[Extrait fourni]:

Au salon du Medec, Roselyne Bachelot a insisté sur le travail «d'expertise et de réflexion sans précédent» engagé ces derniers mois. Comme pour préparer les esprits au temps des choix politiques.
De fait, les états généraux de l'organisation de la santé (EGOS) centrés sur les soins de premier recours s'achèveront le 9 avril. Ils fourniront au gouvernement un «pack de mesures» sur l'installation, la définition explicite du métier de médecin généraliste et un renforcement des soins primaires. Les propositions de la mission Larcher sur l'hôpital sont également imminentes (voir encadré). La concertation s'ouvre parallèlement sur les futures agences régionales des santé (ARS). Quant au député UMP André Flajolet, il devrait apporter mi-avril un éclairage sur les «inégalités d'accès aux soins». Toutesces contributions doivent dégager les «principes» du projet de loi de «modernisation de l'organisation de la santé» que Roselyne Bachelot défendra au Parlement «à l'automne». Dans nos colonnes (« le Quotidien » du 15 février), la ministre en a dévoilé les grands titres : ARS, soins de premier recours, hôpital et santé publique.
Côté comptes publics enfin (Etat, Sécu, collectivités locales), Nicolas Sarkozy a confirmé en conseil des ministres l'impératif de retour à l'équilibre «à l'horizon 2012». Dans le cadre de la révision générale des politiques publiques (RGPP), le non-remplacement d'un départ sur deux à la retraite sera «strictement tenu», ce qui fera peser une contrainte forte sur toutes les administrations (le réseau des caisses n'échappe pas à cette règle).
PLFSS 2009 musclé.

[Extraits de données]:
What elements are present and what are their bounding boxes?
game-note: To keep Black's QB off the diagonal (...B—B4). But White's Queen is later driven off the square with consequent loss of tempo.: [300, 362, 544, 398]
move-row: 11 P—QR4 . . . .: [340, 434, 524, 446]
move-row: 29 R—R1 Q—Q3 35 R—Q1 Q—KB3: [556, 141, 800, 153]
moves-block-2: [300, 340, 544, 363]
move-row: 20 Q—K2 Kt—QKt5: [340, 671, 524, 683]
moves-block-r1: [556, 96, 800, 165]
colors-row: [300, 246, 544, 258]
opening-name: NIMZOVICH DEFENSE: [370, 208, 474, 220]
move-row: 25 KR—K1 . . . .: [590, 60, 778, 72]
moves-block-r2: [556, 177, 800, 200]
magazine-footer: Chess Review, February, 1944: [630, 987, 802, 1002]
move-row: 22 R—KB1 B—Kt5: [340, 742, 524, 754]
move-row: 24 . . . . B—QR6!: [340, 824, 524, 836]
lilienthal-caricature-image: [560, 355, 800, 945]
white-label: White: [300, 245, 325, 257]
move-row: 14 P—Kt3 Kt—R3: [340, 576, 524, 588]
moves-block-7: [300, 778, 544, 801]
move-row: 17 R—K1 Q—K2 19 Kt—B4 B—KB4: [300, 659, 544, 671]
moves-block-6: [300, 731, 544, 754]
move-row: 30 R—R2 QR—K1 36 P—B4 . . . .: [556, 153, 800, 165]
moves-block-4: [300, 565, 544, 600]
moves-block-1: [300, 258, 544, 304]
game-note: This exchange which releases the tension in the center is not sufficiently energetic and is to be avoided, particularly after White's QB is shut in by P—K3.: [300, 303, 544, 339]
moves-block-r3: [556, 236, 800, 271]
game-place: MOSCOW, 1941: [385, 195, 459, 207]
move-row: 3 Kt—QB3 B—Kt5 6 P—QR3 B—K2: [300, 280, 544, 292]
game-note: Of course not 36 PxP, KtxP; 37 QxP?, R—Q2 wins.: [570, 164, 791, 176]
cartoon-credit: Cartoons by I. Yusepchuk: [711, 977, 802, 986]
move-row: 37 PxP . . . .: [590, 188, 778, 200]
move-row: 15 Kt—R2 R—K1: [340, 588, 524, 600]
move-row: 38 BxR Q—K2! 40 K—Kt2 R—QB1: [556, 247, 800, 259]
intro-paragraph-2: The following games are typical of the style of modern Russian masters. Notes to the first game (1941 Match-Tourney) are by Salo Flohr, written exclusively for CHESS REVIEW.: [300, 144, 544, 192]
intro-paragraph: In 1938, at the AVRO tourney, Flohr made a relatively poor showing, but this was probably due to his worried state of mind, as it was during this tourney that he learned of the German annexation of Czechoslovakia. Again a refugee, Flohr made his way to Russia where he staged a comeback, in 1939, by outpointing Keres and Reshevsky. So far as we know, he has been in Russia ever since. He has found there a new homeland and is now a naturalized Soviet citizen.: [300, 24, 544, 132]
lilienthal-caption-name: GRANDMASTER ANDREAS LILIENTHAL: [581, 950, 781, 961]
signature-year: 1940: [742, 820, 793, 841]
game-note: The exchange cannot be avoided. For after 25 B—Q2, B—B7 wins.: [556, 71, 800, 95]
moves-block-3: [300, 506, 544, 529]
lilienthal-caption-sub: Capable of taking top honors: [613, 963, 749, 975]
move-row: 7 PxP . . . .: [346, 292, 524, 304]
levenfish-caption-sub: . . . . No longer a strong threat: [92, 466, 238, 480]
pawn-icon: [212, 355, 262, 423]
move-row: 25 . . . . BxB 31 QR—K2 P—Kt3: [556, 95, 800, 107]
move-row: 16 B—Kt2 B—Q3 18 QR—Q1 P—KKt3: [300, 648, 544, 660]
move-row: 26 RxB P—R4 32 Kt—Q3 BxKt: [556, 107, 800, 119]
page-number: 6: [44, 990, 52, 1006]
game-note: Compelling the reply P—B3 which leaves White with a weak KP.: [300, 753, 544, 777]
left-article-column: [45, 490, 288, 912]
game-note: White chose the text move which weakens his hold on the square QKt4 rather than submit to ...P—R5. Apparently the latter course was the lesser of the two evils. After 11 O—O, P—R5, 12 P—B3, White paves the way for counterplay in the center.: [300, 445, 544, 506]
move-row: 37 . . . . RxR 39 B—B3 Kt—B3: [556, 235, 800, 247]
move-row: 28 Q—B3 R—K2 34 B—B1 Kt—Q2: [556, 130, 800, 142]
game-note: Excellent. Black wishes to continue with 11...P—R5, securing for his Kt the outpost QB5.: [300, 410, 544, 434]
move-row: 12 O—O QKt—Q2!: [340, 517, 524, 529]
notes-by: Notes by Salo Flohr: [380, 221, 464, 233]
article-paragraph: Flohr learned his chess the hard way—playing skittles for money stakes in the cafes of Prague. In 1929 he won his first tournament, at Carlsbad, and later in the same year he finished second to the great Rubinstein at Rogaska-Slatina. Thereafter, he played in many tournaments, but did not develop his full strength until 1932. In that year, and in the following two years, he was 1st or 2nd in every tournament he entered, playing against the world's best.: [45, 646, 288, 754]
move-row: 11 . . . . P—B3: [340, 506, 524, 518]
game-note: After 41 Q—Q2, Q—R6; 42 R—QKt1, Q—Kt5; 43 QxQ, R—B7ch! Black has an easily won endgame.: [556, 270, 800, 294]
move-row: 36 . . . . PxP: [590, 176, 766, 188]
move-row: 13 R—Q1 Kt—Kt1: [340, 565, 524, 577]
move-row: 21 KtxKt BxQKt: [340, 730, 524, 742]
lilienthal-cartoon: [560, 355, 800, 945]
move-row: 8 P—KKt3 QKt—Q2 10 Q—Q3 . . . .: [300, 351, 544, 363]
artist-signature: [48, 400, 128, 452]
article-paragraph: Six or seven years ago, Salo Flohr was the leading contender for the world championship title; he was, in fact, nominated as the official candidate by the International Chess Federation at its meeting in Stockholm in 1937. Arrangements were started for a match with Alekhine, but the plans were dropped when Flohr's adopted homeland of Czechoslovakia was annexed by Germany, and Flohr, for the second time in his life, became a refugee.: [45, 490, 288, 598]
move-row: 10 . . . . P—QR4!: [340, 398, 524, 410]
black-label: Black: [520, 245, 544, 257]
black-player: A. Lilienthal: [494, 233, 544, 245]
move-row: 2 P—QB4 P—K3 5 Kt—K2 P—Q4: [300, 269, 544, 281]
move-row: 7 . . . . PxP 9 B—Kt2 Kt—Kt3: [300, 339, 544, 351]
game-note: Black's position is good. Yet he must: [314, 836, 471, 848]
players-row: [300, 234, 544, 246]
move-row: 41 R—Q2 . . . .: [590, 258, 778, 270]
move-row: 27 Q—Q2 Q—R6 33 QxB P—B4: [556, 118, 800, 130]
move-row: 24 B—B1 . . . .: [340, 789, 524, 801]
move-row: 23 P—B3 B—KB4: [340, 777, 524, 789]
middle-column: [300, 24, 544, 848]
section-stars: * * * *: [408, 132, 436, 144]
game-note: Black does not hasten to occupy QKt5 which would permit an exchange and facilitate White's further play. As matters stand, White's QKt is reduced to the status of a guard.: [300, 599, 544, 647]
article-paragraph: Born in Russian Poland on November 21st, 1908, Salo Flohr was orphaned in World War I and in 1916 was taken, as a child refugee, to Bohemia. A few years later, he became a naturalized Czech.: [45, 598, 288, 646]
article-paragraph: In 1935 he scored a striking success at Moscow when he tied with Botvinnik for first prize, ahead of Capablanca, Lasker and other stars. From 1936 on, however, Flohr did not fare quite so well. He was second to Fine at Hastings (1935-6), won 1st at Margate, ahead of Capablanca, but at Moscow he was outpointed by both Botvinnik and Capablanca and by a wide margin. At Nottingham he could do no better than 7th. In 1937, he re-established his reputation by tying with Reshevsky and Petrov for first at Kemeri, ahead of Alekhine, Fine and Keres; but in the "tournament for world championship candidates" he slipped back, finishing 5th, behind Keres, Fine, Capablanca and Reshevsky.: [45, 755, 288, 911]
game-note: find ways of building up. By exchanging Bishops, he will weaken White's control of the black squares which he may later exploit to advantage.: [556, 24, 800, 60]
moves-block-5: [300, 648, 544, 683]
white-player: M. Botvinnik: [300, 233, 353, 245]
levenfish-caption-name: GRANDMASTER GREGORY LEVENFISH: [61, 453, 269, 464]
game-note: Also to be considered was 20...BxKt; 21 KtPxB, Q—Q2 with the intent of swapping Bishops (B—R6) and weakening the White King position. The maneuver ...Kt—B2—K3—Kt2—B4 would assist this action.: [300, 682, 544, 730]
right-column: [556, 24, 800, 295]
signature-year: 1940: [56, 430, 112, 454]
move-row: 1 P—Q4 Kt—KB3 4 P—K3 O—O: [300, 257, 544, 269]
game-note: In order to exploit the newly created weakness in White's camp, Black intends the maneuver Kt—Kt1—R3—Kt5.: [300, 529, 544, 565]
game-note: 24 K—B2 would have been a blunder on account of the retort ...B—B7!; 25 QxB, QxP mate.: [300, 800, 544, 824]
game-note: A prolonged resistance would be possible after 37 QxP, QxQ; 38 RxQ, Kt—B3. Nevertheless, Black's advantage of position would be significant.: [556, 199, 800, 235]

[Tâches à réaliser]:
(1) Énumérez les grands titres du projet de loi que la ministre a dévoilés, selon l'extrait fourni.
(2) D'après l'extrait fourni, à quelle date les états généraux de l'organisation de la santé (EGOS) s'achèveront-ils ?

[Résultats par tâche]:
(1)
- ARS
- soins de premier recours
- hôpital
- santé publique

(2) Le 9 avril.